Gather every line of the entries that includes the word "using".
---------- Dataset excerpts
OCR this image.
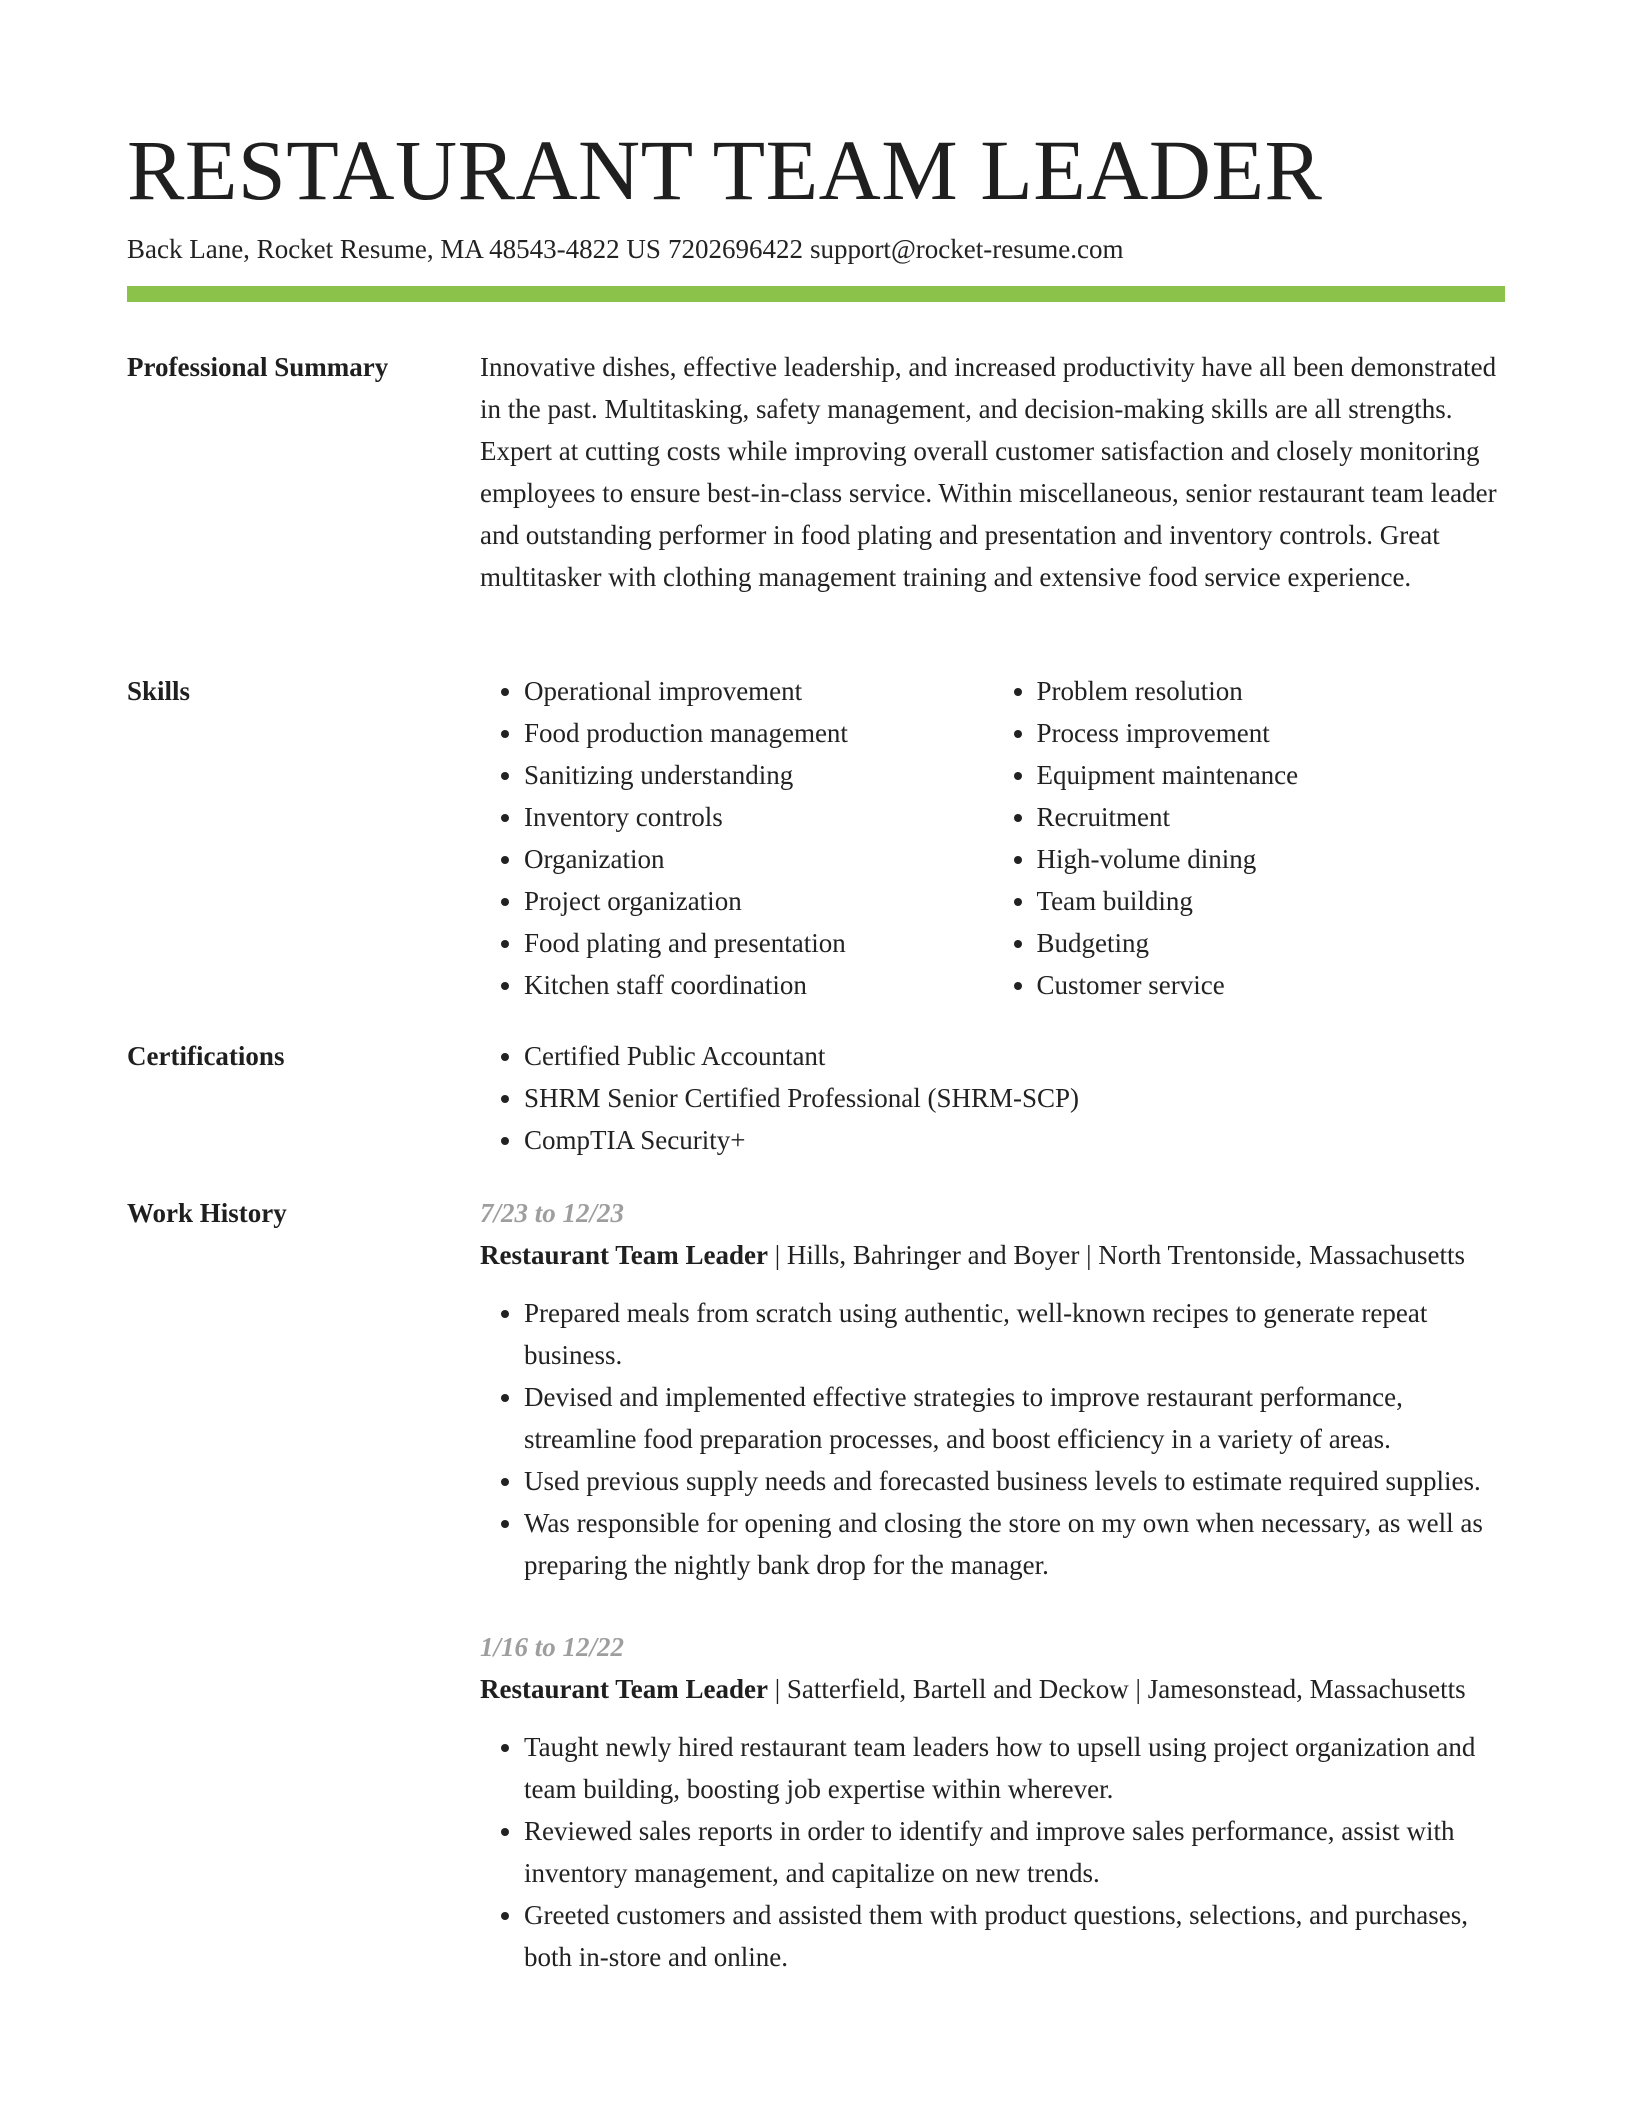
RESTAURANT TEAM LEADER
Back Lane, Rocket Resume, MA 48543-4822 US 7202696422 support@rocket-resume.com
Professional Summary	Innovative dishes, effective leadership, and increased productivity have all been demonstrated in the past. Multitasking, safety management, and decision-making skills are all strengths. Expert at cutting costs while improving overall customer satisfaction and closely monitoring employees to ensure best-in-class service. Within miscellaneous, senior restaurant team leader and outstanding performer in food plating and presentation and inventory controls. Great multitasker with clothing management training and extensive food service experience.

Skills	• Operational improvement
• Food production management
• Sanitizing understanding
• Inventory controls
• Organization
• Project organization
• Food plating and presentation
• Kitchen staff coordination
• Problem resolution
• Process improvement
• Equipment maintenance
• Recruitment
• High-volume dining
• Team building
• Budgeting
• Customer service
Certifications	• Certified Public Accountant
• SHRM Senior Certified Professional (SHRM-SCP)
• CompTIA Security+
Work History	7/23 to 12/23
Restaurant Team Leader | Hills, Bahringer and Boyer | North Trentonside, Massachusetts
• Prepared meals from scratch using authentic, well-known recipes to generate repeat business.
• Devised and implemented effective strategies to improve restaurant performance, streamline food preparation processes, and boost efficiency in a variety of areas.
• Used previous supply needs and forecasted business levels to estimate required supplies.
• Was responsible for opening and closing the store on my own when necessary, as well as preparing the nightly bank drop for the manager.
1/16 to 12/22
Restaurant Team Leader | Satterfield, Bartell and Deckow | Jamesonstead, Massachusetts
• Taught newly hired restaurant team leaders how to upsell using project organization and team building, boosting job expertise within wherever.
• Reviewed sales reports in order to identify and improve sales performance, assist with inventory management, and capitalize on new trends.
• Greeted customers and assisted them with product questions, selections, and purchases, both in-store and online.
--------------------
---------- Dataset excerpts
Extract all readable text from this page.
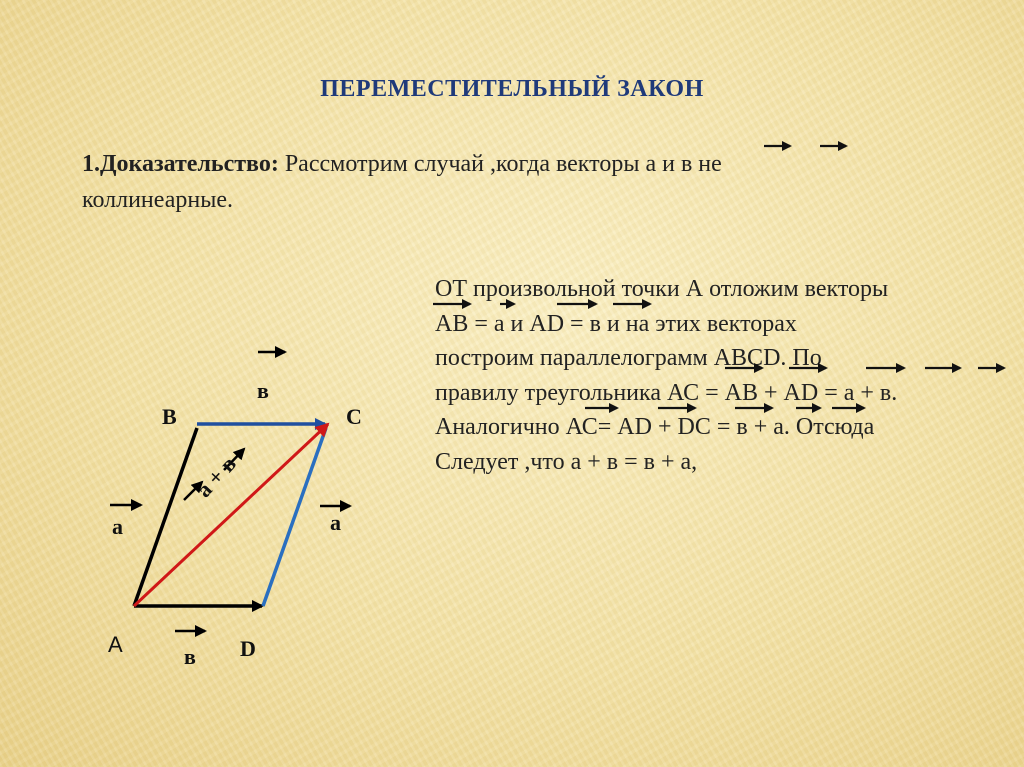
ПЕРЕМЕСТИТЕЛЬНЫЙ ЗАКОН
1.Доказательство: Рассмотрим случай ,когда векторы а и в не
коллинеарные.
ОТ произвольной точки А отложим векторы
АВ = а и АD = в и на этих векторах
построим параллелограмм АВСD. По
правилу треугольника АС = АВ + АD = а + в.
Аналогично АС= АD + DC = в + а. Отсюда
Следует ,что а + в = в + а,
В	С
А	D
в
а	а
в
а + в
--------------------
---------- Dataset excerpts
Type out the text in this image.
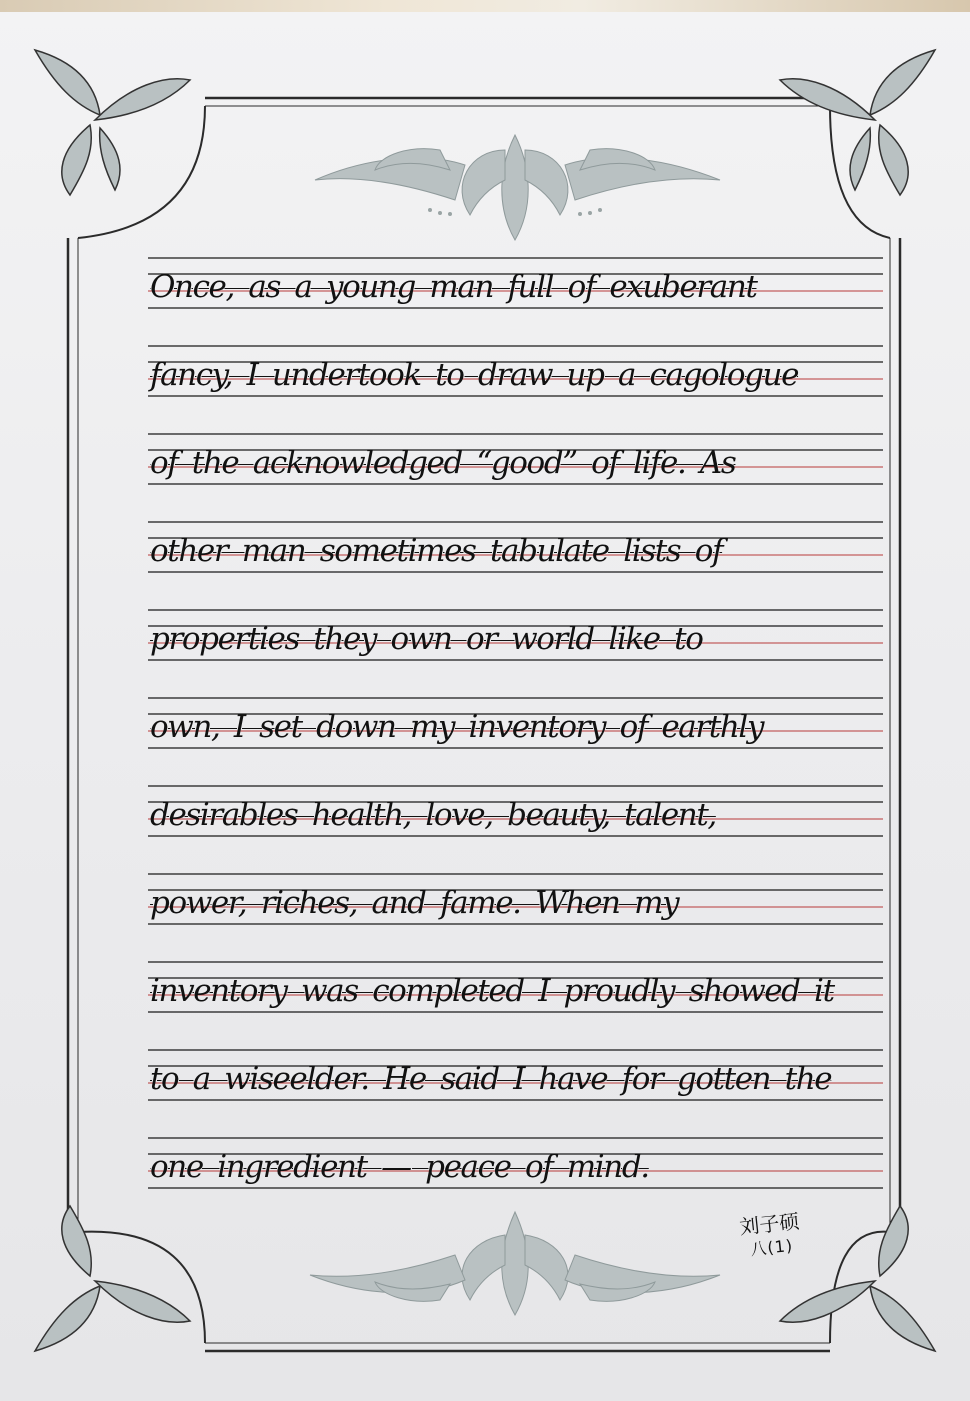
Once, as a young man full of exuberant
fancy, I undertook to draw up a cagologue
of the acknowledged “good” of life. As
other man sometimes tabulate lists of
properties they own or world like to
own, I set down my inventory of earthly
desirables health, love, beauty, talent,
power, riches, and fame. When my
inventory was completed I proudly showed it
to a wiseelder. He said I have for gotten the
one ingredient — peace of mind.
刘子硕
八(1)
--------------------
__Output below__.
• Prepared meals from scratch using authentic, well-known recipes to generate repeat business.
• Taught newly hired restaurant team leaders how to upsell using project organization and team building, boosting job expertise within wherever.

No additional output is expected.